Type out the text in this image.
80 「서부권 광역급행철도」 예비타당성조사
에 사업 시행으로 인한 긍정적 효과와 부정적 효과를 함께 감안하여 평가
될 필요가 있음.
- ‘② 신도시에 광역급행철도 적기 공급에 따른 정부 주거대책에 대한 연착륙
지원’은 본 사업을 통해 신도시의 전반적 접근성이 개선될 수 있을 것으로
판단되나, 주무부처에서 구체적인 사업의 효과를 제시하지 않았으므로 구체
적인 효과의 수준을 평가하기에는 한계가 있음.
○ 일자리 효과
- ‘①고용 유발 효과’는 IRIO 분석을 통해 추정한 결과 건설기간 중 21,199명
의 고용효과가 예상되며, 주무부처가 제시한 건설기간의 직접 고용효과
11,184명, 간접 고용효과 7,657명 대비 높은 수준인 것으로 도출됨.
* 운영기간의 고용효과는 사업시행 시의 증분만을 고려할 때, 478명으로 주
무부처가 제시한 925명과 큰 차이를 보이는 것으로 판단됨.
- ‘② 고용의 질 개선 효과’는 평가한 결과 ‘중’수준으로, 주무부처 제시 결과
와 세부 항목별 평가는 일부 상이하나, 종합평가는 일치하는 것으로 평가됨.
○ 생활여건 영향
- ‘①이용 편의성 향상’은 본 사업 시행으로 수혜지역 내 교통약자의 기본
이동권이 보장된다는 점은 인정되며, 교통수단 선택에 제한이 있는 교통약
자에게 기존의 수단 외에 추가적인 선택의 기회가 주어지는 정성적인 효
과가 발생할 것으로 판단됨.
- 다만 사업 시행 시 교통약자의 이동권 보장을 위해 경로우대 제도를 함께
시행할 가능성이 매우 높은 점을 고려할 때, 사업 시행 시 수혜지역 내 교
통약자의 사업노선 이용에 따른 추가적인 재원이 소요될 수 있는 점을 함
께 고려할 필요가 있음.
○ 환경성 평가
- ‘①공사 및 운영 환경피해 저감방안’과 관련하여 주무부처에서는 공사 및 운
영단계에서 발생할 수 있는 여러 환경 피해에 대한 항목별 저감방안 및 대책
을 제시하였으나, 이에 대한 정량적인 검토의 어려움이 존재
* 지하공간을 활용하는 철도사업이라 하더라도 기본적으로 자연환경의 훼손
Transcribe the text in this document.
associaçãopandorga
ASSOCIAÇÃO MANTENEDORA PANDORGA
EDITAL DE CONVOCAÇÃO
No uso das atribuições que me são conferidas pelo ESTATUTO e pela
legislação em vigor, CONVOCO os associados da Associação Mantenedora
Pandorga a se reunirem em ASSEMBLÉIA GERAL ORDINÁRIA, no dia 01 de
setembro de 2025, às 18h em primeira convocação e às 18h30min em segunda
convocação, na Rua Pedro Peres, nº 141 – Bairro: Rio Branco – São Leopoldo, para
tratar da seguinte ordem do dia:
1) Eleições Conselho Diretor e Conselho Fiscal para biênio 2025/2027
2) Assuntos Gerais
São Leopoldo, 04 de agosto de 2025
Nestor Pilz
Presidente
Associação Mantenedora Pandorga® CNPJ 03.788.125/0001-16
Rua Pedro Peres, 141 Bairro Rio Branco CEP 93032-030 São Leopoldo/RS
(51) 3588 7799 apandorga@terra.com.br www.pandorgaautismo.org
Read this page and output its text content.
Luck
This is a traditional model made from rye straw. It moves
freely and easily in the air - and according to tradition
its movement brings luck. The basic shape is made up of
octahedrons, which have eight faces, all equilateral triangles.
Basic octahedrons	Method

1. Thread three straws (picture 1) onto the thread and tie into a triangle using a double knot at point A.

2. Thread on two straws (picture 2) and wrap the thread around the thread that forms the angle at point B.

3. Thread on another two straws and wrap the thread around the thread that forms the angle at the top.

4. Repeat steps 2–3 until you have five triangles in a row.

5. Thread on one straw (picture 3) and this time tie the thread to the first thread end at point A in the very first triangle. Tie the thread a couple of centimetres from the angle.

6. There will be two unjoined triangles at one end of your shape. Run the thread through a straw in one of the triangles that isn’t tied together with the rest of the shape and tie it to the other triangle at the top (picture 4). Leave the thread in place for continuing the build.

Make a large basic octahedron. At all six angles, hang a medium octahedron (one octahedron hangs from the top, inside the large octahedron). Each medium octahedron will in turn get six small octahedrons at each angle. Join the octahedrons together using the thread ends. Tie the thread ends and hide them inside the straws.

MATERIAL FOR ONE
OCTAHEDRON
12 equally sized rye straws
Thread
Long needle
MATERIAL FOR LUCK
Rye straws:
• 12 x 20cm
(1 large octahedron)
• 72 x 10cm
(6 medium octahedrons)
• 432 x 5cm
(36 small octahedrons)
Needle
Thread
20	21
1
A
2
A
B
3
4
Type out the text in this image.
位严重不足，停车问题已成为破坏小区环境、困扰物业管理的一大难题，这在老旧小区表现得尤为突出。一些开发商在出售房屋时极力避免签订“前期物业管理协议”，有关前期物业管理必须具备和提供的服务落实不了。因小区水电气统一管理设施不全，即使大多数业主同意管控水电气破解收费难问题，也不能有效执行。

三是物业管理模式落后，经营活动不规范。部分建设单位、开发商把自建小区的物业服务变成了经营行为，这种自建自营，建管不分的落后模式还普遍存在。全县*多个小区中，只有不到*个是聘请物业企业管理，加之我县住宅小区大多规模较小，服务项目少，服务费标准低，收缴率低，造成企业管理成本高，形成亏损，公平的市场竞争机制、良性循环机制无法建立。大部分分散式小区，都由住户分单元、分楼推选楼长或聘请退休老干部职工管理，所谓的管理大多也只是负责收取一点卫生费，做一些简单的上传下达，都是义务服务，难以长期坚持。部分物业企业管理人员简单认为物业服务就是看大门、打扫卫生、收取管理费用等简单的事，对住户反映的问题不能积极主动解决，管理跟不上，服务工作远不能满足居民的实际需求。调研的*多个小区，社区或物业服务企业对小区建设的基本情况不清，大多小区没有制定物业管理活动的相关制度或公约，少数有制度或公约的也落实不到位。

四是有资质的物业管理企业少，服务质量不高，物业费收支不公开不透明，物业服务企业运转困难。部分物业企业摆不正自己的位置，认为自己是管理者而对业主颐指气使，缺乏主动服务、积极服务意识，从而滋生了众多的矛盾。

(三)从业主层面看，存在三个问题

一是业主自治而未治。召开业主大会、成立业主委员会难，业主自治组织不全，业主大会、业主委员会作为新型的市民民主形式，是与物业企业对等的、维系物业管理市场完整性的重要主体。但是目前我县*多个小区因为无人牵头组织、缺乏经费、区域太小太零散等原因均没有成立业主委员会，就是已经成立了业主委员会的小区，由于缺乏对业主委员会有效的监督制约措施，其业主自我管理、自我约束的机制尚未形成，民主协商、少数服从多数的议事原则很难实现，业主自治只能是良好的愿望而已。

----------------------------------------

> [Given instruction]: Repeat the data exactly. Leave nothing out.

> [Solved problem]:
Type out the text in this image.
80 「서부권 광역급행철도」 예비타당성조사
에 사업 시행으로 인한 긍정적 효과와 부정적 효과를 함께 감안하여 평가
될 필요가 있음.
- ‘② 신도시에 광역급행철도 적기 공급에 따른 정부 주거대책에 대한 연착륙
지원’은 본 사업을 통해 신도시의 전반적 접근성이 개선될 수 있을 것으로
판단되나, 주무부처에서 구체적인 사업의 효과를 제시하지 않았으므로 구체
적인 효과의 수준을 평가하기에는 한계가 있음.
○ 일자리 효과
- ‘①고용 유발 효과’는 IRIO 분석을 통해 추정한 결과 건설기간 중 21,199명
의 고용효과가 예상되며, 주무부처가 제시한 건설기간의 직접 고용효과
11,184명, 간접 고용효과 7,657명 대비 높은 수준인 것으로 도출됨.
* 운영기간의 고용효과는 사업시행 시의 증분만을 고려할 때, 478명으로 주
무부처가 제시한 925명과 큰 차이를 보이는 것으로 판단됨.
- ‘② 고용의 질 개선 효과’는 평가한 결과 ‘중’수준으로, 주무부처 제시 결과
와 세부 항목별 평가는 일부 상이하나, 종합평가는 일치하는 것으로 평가됨.
○ 생활여건 영향
- ‘①이용 편의성 향상’은 본 사업 시행으로 수혜지역 내 교통약자의 기본
이동권이 보장된다는 점은 인정되며, 교통수단 선택에 제한이 있는 교통약
자에게 기존의 수단 외에 추가적인 선택의 기회가 주어지는 정성적인 효
과가 발생할 것으로 판단됨.
- 다만 사업 시행 시 교통약자의 이동권 보장을 위해 경로우대 제도를 함께
시행할 가능성이 매우 높은 점을 고려할 때, 사업 시행 시 수혜지역 내 교
통약자의 사업노선 이용에 따른 추가적인 재원이 소요될 수 있는 점을 함
께 고려할 필요가 있음.
○ 환경성 평가
- ‘①공사 및 운영 환경피해 저감방안’과 관련하여 주무부처에서는 공사 및 운
영단계에서 발생할 수 있는 여러 환경 피해에 대한 항목별 저감방안 및 대책
을 제시하였으나, 이에 대한 정량적인 검토의 어려움이 존재
* 지하공간을 활용하는 철도사업이라 하더라도 기본적으로 자연환경의 훼손
Transcribe the text in this document.
associaçãopandorga
ASSOCIAÇÃO MANTENEDORA PANDORGA
EDITAL DE CONVOCAÇÃO
No uso das atribuições que me são conferidas pelo ESTATUTO e pela
legislação em vigor, CONVOCO os associados da Associação Mantenedora
Pandorga a se reunirem em ASSEMBLÉIA GERAL ORDINÁRIA, no dia 01 de
setembro de 2025, às 18h em primeira convocação e às 18h30min em segunda
convocação, na Rua Pedro Peres, nº 141 – Bairro: Rio Branco – São Leopoldo, para
tratar da seguinte ordem do dia:
1) Eleições Conselho Diretor e Conselho Fiscal para biênio 2025/2027
2) Assuntos Gerais
São Leopoldo, 04 de agosto de 2025
Nestor Pilz
Presidente
Associação Mantenedora Pandorga® CNPJ 03.788.125/0001-16
Rua Pedro Peres, 141 Bairro Rio Branco CEP 93032-030 São Leopoldo/RS
(51) 3588 7799 apandorga@terra.com.br www.pandorgaautismo.org
Read this page and output its text content.
Luck
This is a traditional model made from rye straw. It moves
freely and easily in the air - and according to tradition
its movement brings luck. The basic shape is made up of
octahedrons, which have eight faces, all equilateral triangles.
Basic octahedrons	Method

1. Thread three straws (picture 1) onto the thread and tie into a triangle using a double knot at point A.

2. Thread on two straws (picture 2) and wrap the thread around the thread that forms the angle at point B.

3. Thread on another two straws and wrap the thread around the thread that forms the angle at the top.

4. Repeat steps 2–3 until you have five triangles in a row.

5. Thread on one straw (picture 3) and this time tie the thread to the first thread end at point A in the very first triangle. Tie the thread a couple of centimetres from the angle.

6. There will be two unjoined triangles at one end of your shape. Run the thread through a straw in one of the triangles that isn’t tied together with the rest of the shape and tie it to the other triangle at the top (picture 4). Leave the thread in place for continuing the build.

Make a large basic octahedron. At all six angles, hang a medium octahedron (one octahedron hangs from the top, inside the large octahedron). Each medium octahedron will in turn get six small octahedrons at each angle. Join the octahedrons together using the thread ends. Tie the thread ends and hide them inside the straws.

MATERIAL FOR ONE
OCTAHEDRON
12 equally sized rye straws
Thread
Long needle
MATERIAL FOR LUCK
Rye straws:
• 12 x 20cm
(1 large octahedron)
• 72 x 10cm
(6 medium octahedrons)
• 432 x 5cm
(36 small octahedrons)
Needle
Thread
20	21
1
A
2
A
B
3
4
Type out the text in this image.
位严重不足，停车问题已成为破坏小区环境、困扰物业管理的一大难题，这在老旧小区表现得尤为突出。一些开发商在出售房屋时极力避免签订“前期物业管理协议”，有关前期物业管理必须具备和提供的服务落实不了。因小区水电气统一管理设施不全，即使大多数业主同意管控水电气破解收费难问题，也不能有效执行。

三是物业管理模式落后，经营活动不规范。部分建设单位、开发商把自建小区的物业服务变成了经营行为，这种自建自营，建管不分的落后模式还普遍存在。全县*多个小区中，只有不到*个是聘请物业企业管理，加之我县住宅小区大多规模较小，服务项目少，服务费标准低，收缴率低，造成企业管理成本高，形成亏损，公平的市场竞争机制、良性循环机制无法建立。大部分分散式小区，都由住户分单元、分楼推选楼长或聘请退休老干部职工管理，所谓的管理大多也只是负责收取一点卫生费，做一些简单的上传下达，都是义务服务，难以长期坚持。部分物业企业管理人员简单认为物业服务就是看大门、打扫卫生、收取管理费用等简单的事，对住户反映的问题不能积极主动解决，管理跟不上，服务工作远不能满足居民的实际需求。调研的*多个小区，社区或物业服务企业对小区建设的基本情况不清，大多小区没有制定物业管理活动的相关制度或公约，少数有制度或公约的也落实不到位。

四是有资质的物业管理企业少，服务质量不高，物业费收支不公开不透明，物业服务企业运转困难。部分物业企业摆不正自己的位置，认为自己是管理者而对业主颐指气使，缺乏主动服务、积极服务意识，从而滋生了众多的矛盾。

(三)从业主层面看，存在三个问题

一是业主自治而未治。召开业主大会、成立业主委员会难，业主自治组织不全，业主大会、业主委员会作为新型的市民民主形式，是与物业企业对等的、维系物业管理市场完整性的重要主体。但是目前我县*多个小区因为无人牵头组织、缺乏经费、区域太小太零散等原因均没有成立业主委员会，就是已经成立了业主委员会的小区，由于缺乏对业主委员会有效的监督制约措施，其业主自我管理、自我约束的机制尚未形成，民主协商、少数服从多数的议事原则很难实现，业主自治只能是良好的愿望而已。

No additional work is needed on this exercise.